Pull out from the material below all lines with "Technology".

+++ DATA FOR THE TASK

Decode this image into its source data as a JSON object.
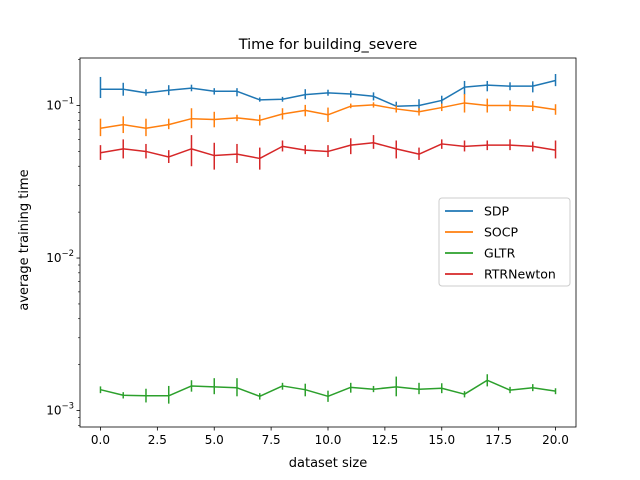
{
  "chart_data": {
    "type": "line",
    "title": "Time for building_severe",
    "xlabel": "dataset size",
    "ylabel": "average training time",
    "xlim": [
      -0.9,
      20.9
    ],
    "ylim": [
      0.00078,
      0.205
    ],
    "yscale": "log",
    "grid": false,
    "legend_position": "center-right",
    "x_ticks": [
      0.0,
      2.5,
      5.0,
      7.5,
      10.0,
      12.5,
      15.0,
      17.5,
      20.0
    ],
    "x_tick_labels": [
      "0.0",
      "2.5",
      "5.0",
      "7.5",
      "10.0",
      "12.5",
      "15.0",
      "17.5",
      "20.0"
    ],
    "y_ticks": [
      0.001,
      0.01,
      0.1
    ],
    "y_tick_bases": [
      "10",
      "10",
      "10"
    ],
    "y_tick_exponents": [
      "−3",
      "−2",
      "−1"
    ],
    "x": [
      0,
      1,
      2,
      3,
      4,
      5,
      6,
      7,
      8,
      9,
      10,
      11,
      12,
      13,
      14,
      15,
      16,
      17,
      18,
      19,
      20
    ],
    "series": [
      {
        "name": "SDP",
        "color": "#1f77b4",
        "values": [
          0.128,
          0.128,
          0.121,
          0.126,
          0.13,
          0.124,
          0.124,
          0.109,
          0.11,
          0.118,
          0.121,
          0.119,
          0.115,
          0.099,
          0.1,
          0.108,
          0.132,
          0.136,
          0.134,
          0.134,
          0.146
        ],
        "err_low": [
          0.112,
          0.116,
          0.116,
          0.117,
          0.124,
          0.118,
          0.115,
          0.106,
          0.106,
          0.11,
          0.116,
          0.113,
          0.108,
          0.092,
          0.091,
          0.1,
          0.118,
          0.124,
          0.126,
          0.122,
          0.134
        ],
        "err_high": [
          0.154,
          0.141,
          0.128,
          0.136,
          0.137,
          0.13,
          0.13,
          0.113,
          0.114,
          0.128,
          0.127,
          0.125,
          0.122,
          0.106,
          0.11,
          0.116,
          0.145,
          0.145,
          0.142,
          0.144,
          0.161
        ]
      },
      {
        "name": "SOCP",
        "color": "#ff7f0e",
        "values": [
          0.071,
          0.075,
          0.071,
          0.075,
          0.082,
          0.081,
          0.083,
          0.08,
          0.088,
          0.093,
          0.087,
          0.099,
          0.101,
          0.095,
          0.091,
          0.097,
          0.104,
          0.1,
          0.1,
          0.099,
          0.094
        ],
        "err_low": [
          0.063,
          0.066,
          0.063,
          0.07,
          0.071,
          0.072,
          0.079,
          0.074,
          0.081,
          0.085,
          0.078,
          0.096,
          0.097,
          0.09,
          0.086,
          0.092,
          0.09,
          0.09,
          0.092,
          0.092,
          0.087
        ],
        "err_high": [
          0.082,
          0.085,
          0.082,
          0.082,
          0.096,
          0.091,
          0.087,
          0.087,
          0.096,
          0.101,
          0.097,
          0.103,
          0.105,
          0.1,
          0.096,
          0.103,
          0.119,
          0.111,
          0.108,
          0.107,
          0.102
        ]
      },
      {
        "name": "GLTR",
        "color": "#2ca02c",
        "values": [
          0.00137,
          0.00126,
          0.00125,
          0.00125,
          0.00145,
          0.00143,
          0.00141,
          0.00124,
          0.00145,
          0.00137,
          0.00124,
          0.00142,
          0.00138,
          0.00143,
          0.00138,
          0.0014,
          0.00128,
          0.00158,
          0.00136,
          0.00141,
          0.00134
        ],
        "err_low": [
          0.0013,
          0.0012,
          0.00113,
          0.00111,
          0.00133,
          0.00128,
          0.00124,
          0.00118,
          0.00137,
          0.00124,
          0.00114,
          0.00131,
          0.00132,
          0.00124,
          0.00128,
          0.0013,
          0.00122,
          0.00144,
          0.0013,
          0.00134,
          0.00128
        ],
        "err_high": [
          0.00144,
          0.00132,
          0.00139,
          0.00145,
          0.00158,
          0.00163,
          0.00163,
          0.0013,
          0.00152,
          0.0015,
          0.00135,
          0.00152,
          0.00145,
          0.00167,
          0.00152,
          0.00151,
          0.00134,
          0.00173,
          0.00143,
          0.00149,
          0.0014
        ]
      },
      {
        "name": "RTRNewton",
        "color": "#d62728",
        "values": [
          0.049,
          0.052,
          0.05,
          0.046,
          0.052,
          0.047,
          0.048,
          0.045,
          0.054,
          0.051,
          0.05,
          0.055,
          0.057,
          0.052,
          0.048,
          0.056,
          0.054,
          0.055,
          0.055,
          0.054,
          0.051
        ],
        "err_low": [
          0.044,
          0.045,
          0.045,
          0.042,
          0.04,
          0.038,
          0.042,
          0.038,
          0.05,
          0.048,
          0.046,
          0.048,
          0.052,
          0.045,
          0.044,
          0.052,
          0.05,
          0.051,
          0.051,
          0.05,
          0.045
        ],
        "err_high": [
          0.055,
          0.06,
          0.056,
          0.051,
          0.064,
          0.057,
          0.056,
          0.053,
          0.059,
          0.055,
          0.055,
          0.061,
          0.064,
          0.059,
          0.053,
          0.06,
          0.059,
          0.059,
          0.06,
          0.058,
          0.059
        ]
      }
    ]
  }
}
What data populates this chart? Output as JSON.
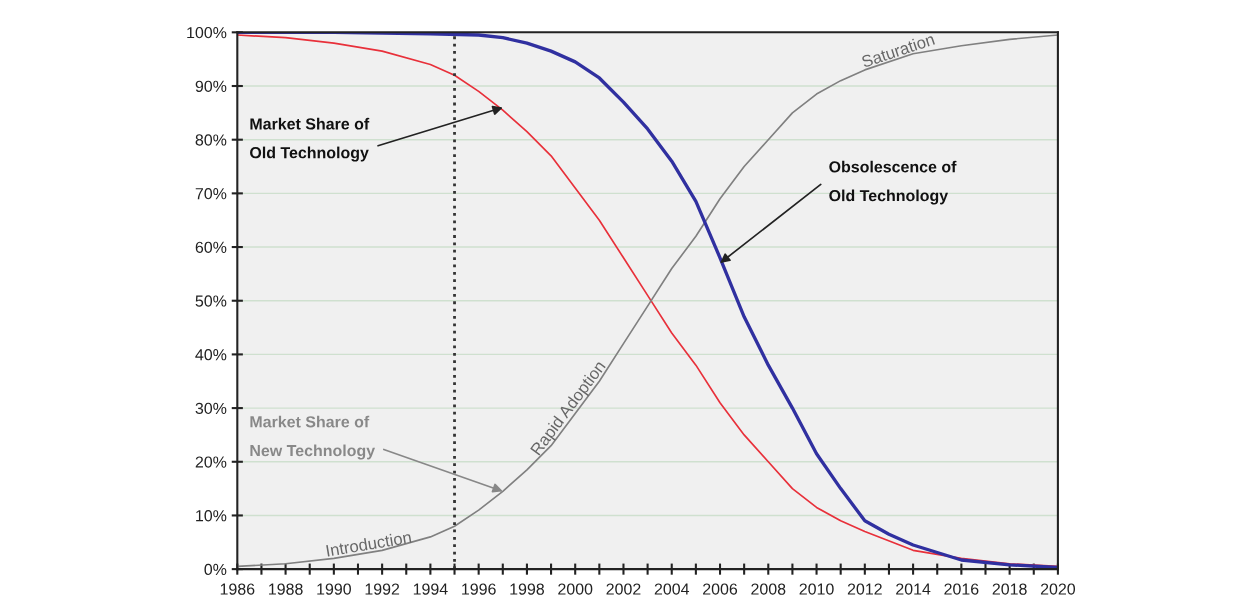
{
  "chart_data": {
    "type": "line",
    "xlim": [
      1986,
      2020
    ],
    "xticks": [
      1986,
      {
        "value": 1987,
        "label": null
      },
      1988,
      {
        "value": 1989,
        "label": null
      },
      1990,
      {
        "value": 1991,
        "label": null
      },
      1992,
      {
        "value": 1993,
        "label": null
      },
      1994,
      {
        "value": 1995,
        "label": null
      },
      1996,
      {
        "value": 1997,
        "label": null
      },
      1998,
      {
        "value": 1999,
        "label": null
      },
      2000,
      {
        "value": 2001,
        "label": null
      },
      2002,
      {
        "value": 2003,
        "label": null
      },
      2004,
      {
        "value": 2005,
        "label": null
      },
      2006,
      {
        "value": 2007,
        "label": null
      },
      2008,
      {
        "value": 2009,
        "label": null
      },
      2010,
      {
        "value": 2011,
        "label": null
      },
      2012,
      {
        "value": 2013,
        "label": null
      },
      2014,
      {
        "value": 2015,
        "label": null
      },
      2016,
      {
        "value": 2017,
        "label": null
      },
      2018,
      {
        "value": 2019,
        "label": null
      },
      2020
    ],
    "ylim": [
      0,
      100
    ],
    "yticks": [
      {
        "value": 0,
        "label": "0%"
      },
      {
        "value": 10,
        "label": "10%"
      },
      {
        "value": 20,
        "label": "20%"
      },
      {
        "value": 30,
        "label": "30%"
      },
      {
        "value": 40,
        "label": "40%"
      },
      {
        "value": 50,
        "label": "50%"
      },
      {
        "value": 60,
        "label": "60%"
      },
      {
        "value": 70,
        "label": "70%"
      },
      {
        "value": 80,
        "label": "80%"
      },
      {
        "value": 90,
        "label": "90%"
      },
      {
        "value": 100,
        "label": "100%"
      }
    ],
    "grid": "y",
    "marker": "none",
    "line_style": "solid",
    "series": [
      {
        "color": "#e8303a",
        "x": [
          1986,
          1988,
          1990,
          1992,
          1994,
          1995,
          1996,
          1997,
          1998,
          1999,
          2000,
          2001,
          2002,
          2003,
          2004,
          2005,
          2006,
          2007,
          2008,
          2009,
          2010,
          2011,
          2012,
          2014,
          2016,
          2018,
          2020
        ],
        "values": [
          99.5,
          99,
          98,
          96.5,
          94,
          92,
          89,
          85.5,
          81.5,
          77,
          71,
          65,
          58,
          51,
          44,
          38,
          31,
          25,
          20,
          15,
          11.5,
          9,
          7,
          3.5,
          2,
          1,
          0.5
        ]
      },
      {
        "color": "#808080",
        "x": [
          1986,
          1988,
          1990,
          1992,
          1994,
          1995,
          1996,
          1997,
          1998,
          1999,
          2000,
          2001,
          2002,
          2003,
          2004,
          2005,
          2006,
          2007,
          2008,
          2009,
          2010,
          2011,
          2012,
          2014,
          2016,
          2018,
          2020
        ],
        "values": [
          0.5,
          1,
          2,
          3.5,
          6,
          8,
          11,
          14.5,
          18.5,
          23,
          29,
          35,
          42,
          49,
          56,
          62,
          69,
          75,
          80,
          85,
          88.5,
          91,
          93,
          96,
          97.5,
          98.7,
          99.5
        ]
      },
      {
        "color": "#3030a0",
        "x": [
          1986,
          1990,
          1994,
          1996,
          1997,
          1998,
          1999,
          2000,
          2001,
          2002,
          2003,
          2004,
          2005,
          2006,
          2007,
          2008,
          2009,
          2010,
          2011,
          2012,
          2013,
          2014,
          2016,
          2018,
          2020
        ],
        "values": [
          100,
          100,
          99.7,
          99.5,
          99,
          98,
          96.5,
          94.5,
          91.5,
          87,
          82,
          76,
          68.5,
          58,
          47,
          38,
          30,
          21.5,
          15,
          9,
          6.5,
          4.5,
          1.7,
          0.8,
          0.3
        ]
      }
    ],
    "ref_lines": [
      {
        "axis": "x",
        "value": 1995,
        "color": "#333333",
        "line_style": "dotted"
      }
    ],
    "annotations": [
      {
        "text": "Market Share of\nOld Technology",
        "x": 1997,
        "y": 86
      },
      {
        "text": "Obsolescence of\nOld Technology",
        "x": 2006,
        "y": 57
      },
      {
        "text": "Market Share of\nNew Technology",
        "x": 1997,
        "y": 14.5
      },
      {
        "text": "Introduction",
        "x": 1991.5,
        "y": 3
      },
      {
        "text": "Rapid Adoption",
        "x": 2000,
        "y": 29
      },
      {
        "text": "Saturation",
        "x": 2013.5,
        "y": 95
      }
    ]
  }
}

++++++

**SOLUTION:**
        "text": "Market Share of\nOld Technology",
        "text": "Obsolescence of\nOld Technology",
        "text": "Market Share of\nNew Technology",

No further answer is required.